Take each line that has the word "High" and return it.

+++ Supplied data

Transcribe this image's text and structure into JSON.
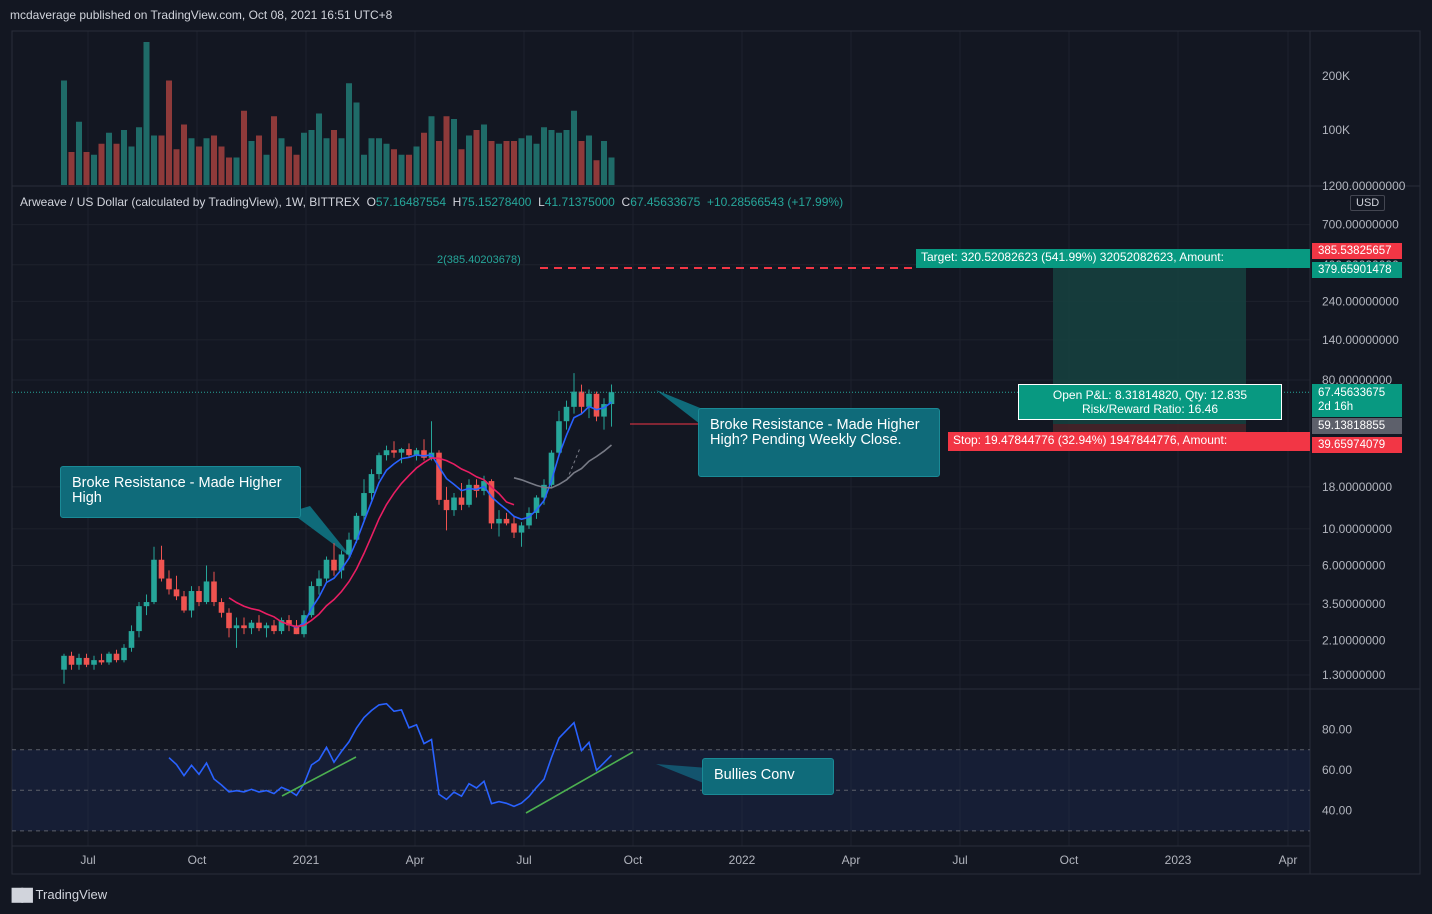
{
  "header": {
    "text": "mcdaverage published on TradingView.com, Oct 08, 2021 16:51 UTC+8"
  },
  "footer": {
    "logo_text": "TradingView"
  },
  "legend": {
    "symbol": "Arweave / US Dollar (calculated by TradingView), 1W, BITTREX",
    "o_label": "O",
    "o": "57.16487554",
    "h_label": "H",
    "h": "75.15278400",
    "l_label": "L",
    "l": "41.71375000",
    "c_label": "C",
    "c": "67.45633675",
    "change": "+10.28566543 (+17.99%)"
  },
  "annotations": {
    "left": "Broke Resistance - Made Higher High",
    "right": "Broke Resistance - Made Higher High? Pending Weekly Close.",
    "bottom": "Bullies Conv"
  },
  "position": {
    "target_label": "Target: 320.52082623 (541.99%) 32052082623, Amount:",
    "stop_label": "Stop: 19.47844776 (32.94%) 1947844776, Amount:",
    "pnl_line1": "Open P&L: 8.31814820, Qty: 12.835",
    "pnl_line2": "Risk/Reward Ratio: 16.46",
    "fib_label": "2(385.40203678)"
  },
  "price_tags": {
    "top_red": "385.53825657",
    "target_green": "379.65901478",
    "current": "67.45633675",
    "countdown": "2d 16h",
    "entry": "59.13818855",
    "stop": "39.65974079",
    "currency": "USD"
  },
  "colors": {
    "up": "#26a69a",
    "down": "#ef5350",
    "ma_fast": "#2962ff",
    "ma_mid": "#e91e63",
    "ma_slow": "#787b86",
    "rsi": "#2962ff",
    "bg": "#131722"
  },
  "chart_data": {
    "type": "candlestick",
    "price_axis": {
      "scale": "log",
      "ticks": [
        "1200.00000000",
        "700.00000000",
        "400.00000000",
        "240.00000000",
        "140.00000000",
        "80.00000000",
        "18.00000000",
        "10.00000000",
        "6.00000000",
        "3.50000000",
        "2.10000000",
        "1.30000000"
      ]
    },
    "volume_axis": {
      "ticks": [
        "200K",
        "100K"
      ]
    },
    "rsi_axis": {
      "ticks": [
        "80.00",
        "60.00",
        "40.00"
      ],
      "upper_band": 70,
      "lower_band": 30,
      "middle": 50
    },
    "time_axis": [
      "Jul",
      "Oct",
      "2021",
      "Apr",
      "Jul",
      "Oct",
      "2022",
      "Apr",
      "Jul",
      "Oct",
      "2023",
      "Apr"
    ],
    "candles": [
      {
        "o": 1.4,
        "h": 1.75,
        "l": 1.15,
        "c": 1.7
      },
      {
        "o": 1.7,
        "h": 1.8,
        "l": 1.4,
        "c": 1.5
      },
      {
        "o": 1.5,
        "h": 1.75,
        "l": 1.4,
        "c": 1.65
      },
      {
        "o": 1.65,
        "h": 1.75,
        "l": 1.45,
        "c": 1.5
      },
      {
        "o": 1.5,
        "h": 1.7,
        "l": 1.4,
        "c": 1.6
      },
      {
        "o": 1.6,
        "h": 1.75,
        "l": 1.5,
        "c": 1.55
      },
      {
        "o": 1.55,
        "h": 1.8,
        "l": 1.5,
        "c": 1.75
      },
      {
        "o": 1.75,
        "h": 1.85,
        "l": 1.55,
        "c": 1.6
      },
      {
        "o": 1.6,
        "h": 2.0,
        "l": 1.55,
        "c": 1.9
      },
      {
        "o": 1.9,
        "h": 2.6,
        "l": 1.8,
        "c": 2.4
      },
      {
        "o": 2.4,
        "h": 3.6,
        "l": 2.2,
        "c": 3.4
      },
      {
        "o": 3.4,
        "h": 4.0,
        "l": 3.0,
        "c": 3.6
      },
      {
        "o": 3.6,
        "h": 7.8,
        "l": 3.5,
        "c": 6.5
      },
      {
        "o": 6.5,
        "h": 7.9,
        "l": 4.8,
        "c": 5.0
      },
      {
        "o": 5.0,
        "h": 5.6,
        "l": 4.0,
        "c": 4.3
      },
      {
        "o": 4.3,
        "h": 5.2,
        "l": 3.7,
        "c": 3.9
      },
      {
        "o": 3.9,
        "h": 4.2,
        "l": 3.1,
        "c": 3.2
      },
      {
        "o": 3.2,
        "h": 4.5,
        "l": 2.9,
        "c": 4.2
      },
      {
        "o": 4.2,
        "h": 4.5,
        "l": 3.4,
        "c": 3.6
      },
      {
        "o": 3.6,
        "h": 6.0,
        "l": 3.5,
        "c": 4.8
      },
      {
        "o": 4.8,
        "h": 5.5,
        "l": 3.4,
        "c": 3.6
      },
      {
        "o": 3.6,
        "h": 3.8,
        "l": 2.9,
        "c": 3.1
      },
      {
        "o": 3.1,
        "h": 3.3,
        "l": 2.2,
        "c": 2.5
      },
      {
        "o": 2.5,
        "h": 2.9,
        "l": 1.9,
        "c": 2.6
      },
      {
        "o": 2.6,
        "h": 2.9,
        "l": 2.3,
        "c": 2.5
      },
      {
        "o": 2.5,
        "h": 2.8,
        "l": 2.3,
        "c": 2.7
      },
      {
        "o": 2.7,
        "h": 3.0,
        "l": 2.4,
        "c": 2.5
      },
      {
        "o": 2.5,
        "h": 2.7,
        "l": 2.2,
        "c": 2.6
      },
      {
        "o": 2.6,
        "h": 2.8,
        "l": 2.3,
        "c": 2.4
      },
      {
        "o": 2.4,
        "h": 2.9,
        "l": 2.3,
        "c": 2.8
      },
      {
        "o": 2.8,
        "h": 3.0,
        "l": 2.4,
        "c": 2.6
      },
      {
        "o": 2.6,
        "h": 2.8,
        "l": 2.3,
        "c": 2.3
      },
      {
        "o": 2.3,
        "h": 3.2,
        "l": 2.2,
        "c": 3.0
      },
      {
        "o": 3.0,
        "h": 4.8,
        "l": 2.9,
        "c": 4.5
      },
      {
        "o": 4.5,
        "h": 5.6,
        "l": 4.0,
        "c": 5.0
      },
      {
        "o": 5.0,
        "h": 6.8,
        "l": 4.8,
        "c": 6.5
      },
      {
        "o": 6.5,
        "h": 8.2,
        "l": 5.2,
        "c": 5.6
      },
      {
        "o": 5.6,
        "h": 7.4,
        "l": 5.0,
        "c": 7.0
      },
      {
        "o": 7.0,
        "h": 9.5,
        "l": 6.6,
        "c": 8.6
      },
      {
        "o": 8.6,
        "h": 12.5,
        "l": 8.2,
        "c": 12.0
      },
      {
        "o": 12.0,
        "h": 20.0,
        "l": 11.0,
        "c": 16.5
      },
      {
        "o": 16.5,
        "h": 23.0,
        "l": 15.0,
        "c": 21.5
      },
      {
        "o": 21.5,
        "h": 29.0,
        "l": 20.0,
        "c": 28.0
      },
      {
        "o": 28.0,
        "h": 32.0,
        "l": 26.0,
        "c": 30.0
      },
      {
        "o": 30.0,
        "h": 34.0,
        "l": 27.0,
        "c": 29.0
      },
      {
        "o": 29.0,
        "h": 31.0,
        "l": 25.0,
        "c": 30.5
      },
      {
        "o": 30.5,
        "h": 33.0,
        "l": 27.0,
        "c": 28.0
      },
      {
        "o": 28.0,
        "h": 31.0,
        "l": 26.0,
        "c": 30.0
      },
      {
        "o": 30.0,
        "h": 35.0,
        "l": 26.0,
        "c": 27.0
      },
      {
        "o": 27.0,
        "h": 45.0,
        "l": 26.0,
        "c": 29.0
      },
      {
        "o": 29.0,
        "h": 30.0,
        "l": 14.0,
        "c": 15.0
      },
      {
        "o": 15.0,
        "h": 18.0,
        "l": 9.8,
        "c": 13.0
      },
      {
        "o": 13.0,
        "h": 16.5,
        "l": 12.0,
        "c": 15.5
      },
      {
        "o": 15.5,
        "h": 19.0,
        "l": 13.0,
        "c": 14.0
      },
      {
        "o": 14.0,
        "h": 20.0,
        "l": 13.5,
        "c": 18.5
      },
      {
        "o": 18.5,
        "h": 20.0,
        "l": 15.5,
        "c": 17.0
      },
      {
        "o": 17.0,
        "h": 21.0,
        "l": 16.0,
        "c": 19.5
      },
      {
        "o": 19.5,
        "h": 20.0,
        "l": 10.0,
        "c": 10.8
      },
      {
        "o": 10.8,
        "h": 13.0,
        "l": 9.0,
        "c": 11.5
      },
      {
        "o": 11.5,
        "h": 12.5,
        "l": 10.5,
        "c": 10.8
      },
      {
        "o": 10.8,
        "h": 12.0,
        "l": 8.8,
        "c": 9.5
      },
      {
        "o": 9.5,
        "h": 11.0,
        "l": 7.8,
        "c": 10.5
      },
      {
        "o": 10.5,
        "h": 13.5,
        "l": 10.0,
        "c": 12.5
      },
      {
        "o": 12.5,
        "h": 16.0,
        "l": 11.5,
        "c": 15.5
      },
      {
        "o": 15.5,
        "h": 20.0,
        "l": 14.0,
        "c": 18.5
      },
      {
        "o": 18.5,
        "h": 30.0,
        "l": 18.0,
        "c": 29.0
      },
      {
        "o": 29.0,
        "h": 52.0,
        "l": 28.0,
        "c": 45.0
      },
      {
        "o": 45.0,
        "h": 60.0,
        "l": 40.0,
        "c": 55.0
      },
      {
        "o": 55.0,
        "h": 88.0,
        "l": 50.0,
        "c": 68.0
      },
      {
        "o": 68.0,
        "h": 75.0,
        "l": 50.0,
        "c": 55.0
      },
      {
        "o": 55.0,
        "h": 70.0,
        "l": 47.0,
        "c": 66.0
      },
      {
        "o": 66.0,
        "h": 68.0,
        "l": 45.0,
        "c": 48.0
      },
      {
        "o": 48.0,
        "h": 62.0,
        "l": 40.0,
        "c": 57.16
      },
      {
        "o": 57.16,
        "h": 75.15,
        "l": 41.71,
        "c": 67.46
      }
    ],
    "volume": [
      190,
      60,
      115,
      60,
      55,
      75,
      95,
      75,
      100,
      70,
      105,
      260,
      90,
      90,
      190,
      65,
      110,
      85,
      70,
      85,
      90,
      70,
      50,
      50,
      135,
      80,
      90,
      55,
      125,
      85,
      70,
      55,
      95,
      100,
      130,
      85,
      100,
      85,
      185,
      150,
      55,
      85,
      85,
      75,
      65,
      55,
      55,
      70,
      95,
      125,
      80,
      125,
      120,
      65,
      90,
      100,
      110,
      80,
      75,
      80,
      80,
      85,
      90,
      75,
      105,
      100,
      95,
      100,
      135,
      80,
      90,
      45,
      80,
      50
    ]
  }
}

++++++

**Solved problem**
    "left": "Broke Resistance - Made Higher High",
    "right": "Broke Resistance - Made Higher High? Pending Weekly Close.",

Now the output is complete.